The request: Every entry below must appear again, exactly as written.

Entries:
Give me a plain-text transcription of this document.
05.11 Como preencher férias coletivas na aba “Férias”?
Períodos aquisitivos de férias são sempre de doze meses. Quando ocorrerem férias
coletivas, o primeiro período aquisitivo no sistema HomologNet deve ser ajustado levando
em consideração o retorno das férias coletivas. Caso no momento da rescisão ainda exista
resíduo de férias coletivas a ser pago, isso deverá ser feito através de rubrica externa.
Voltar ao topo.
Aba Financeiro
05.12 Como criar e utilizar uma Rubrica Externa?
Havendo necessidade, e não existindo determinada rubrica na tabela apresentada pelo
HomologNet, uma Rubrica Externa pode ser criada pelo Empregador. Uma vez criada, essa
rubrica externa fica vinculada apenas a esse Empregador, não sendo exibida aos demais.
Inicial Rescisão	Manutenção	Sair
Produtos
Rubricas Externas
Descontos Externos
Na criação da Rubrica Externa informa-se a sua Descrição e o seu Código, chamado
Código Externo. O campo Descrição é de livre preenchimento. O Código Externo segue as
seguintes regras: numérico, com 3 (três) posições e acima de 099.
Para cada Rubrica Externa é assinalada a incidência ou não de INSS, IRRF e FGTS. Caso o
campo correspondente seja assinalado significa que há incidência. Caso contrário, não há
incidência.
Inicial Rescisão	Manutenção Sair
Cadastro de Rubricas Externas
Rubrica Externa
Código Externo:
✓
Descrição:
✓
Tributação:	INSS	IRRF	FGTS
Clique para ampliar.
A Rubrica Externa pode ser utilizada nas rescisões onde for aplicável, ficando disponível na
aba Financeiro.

Result of this exercise:
Give me a plain-text transcription of this document.
05.11 Como preencher férias coletivas na aba “Férias”?
Períodos aquisitivos de férias são sempre de doze meses. Quando ocorrerem férias
coletivas, o primeiro período aquisitivo no sistema HomologNet deve ser ajustado levando
em consideração o retorno das férias coletivas. Caso no momento da rescisão ainda exista
resíduo de férias coletivas a ser pago, isso deverá ser feito através de rubrica externa.
Voltar ao topo.
Aba Financeiro
05.12 Como criar e utilizar uma Rubrica Externa?
Havendo necessidade, e não existindo determinada rubrica na tabela apresentada pelo
HomologNet, uma Rubrica Externa pode ser criada pelo Empregador. Uma vez criada, essa
rubrica externa fica vinculada apenas a esse Empregador, não sendo exibida aos demais.
Inicial Rescisão	Manutenção	Sair
Produtos
Rubricas Externas
Descontos Externos
Na criação da Rubrica Externa informa-se a sua Descrição e o seu Código, chamado
Código Externo. O campo Descrição é de livre preenchimento. O Código Externo segue as
seguintes regras: numérico, com 3 (três) posições e acima de 099.
Para cada Rubrica Externa é assinalada a incidência ou não de INSS, IRRF e FGTS. Caso o
campo correspondente seja assinalado significa que há incidência. Caso contrário, não há
incidência.
Inicial Rescisão	Manutenção Sair
Cadastro de Rubricas Externas
Rubrica Externa
Código Externo:
✓
Descrição:
✓
Tributação:	INSS	IRRF	FGTS
Clique para ampliar.
A Rubrica Externa pode ser utilizada nas rescisões onde for aplicável, ficando disponível na
aba Financeiro.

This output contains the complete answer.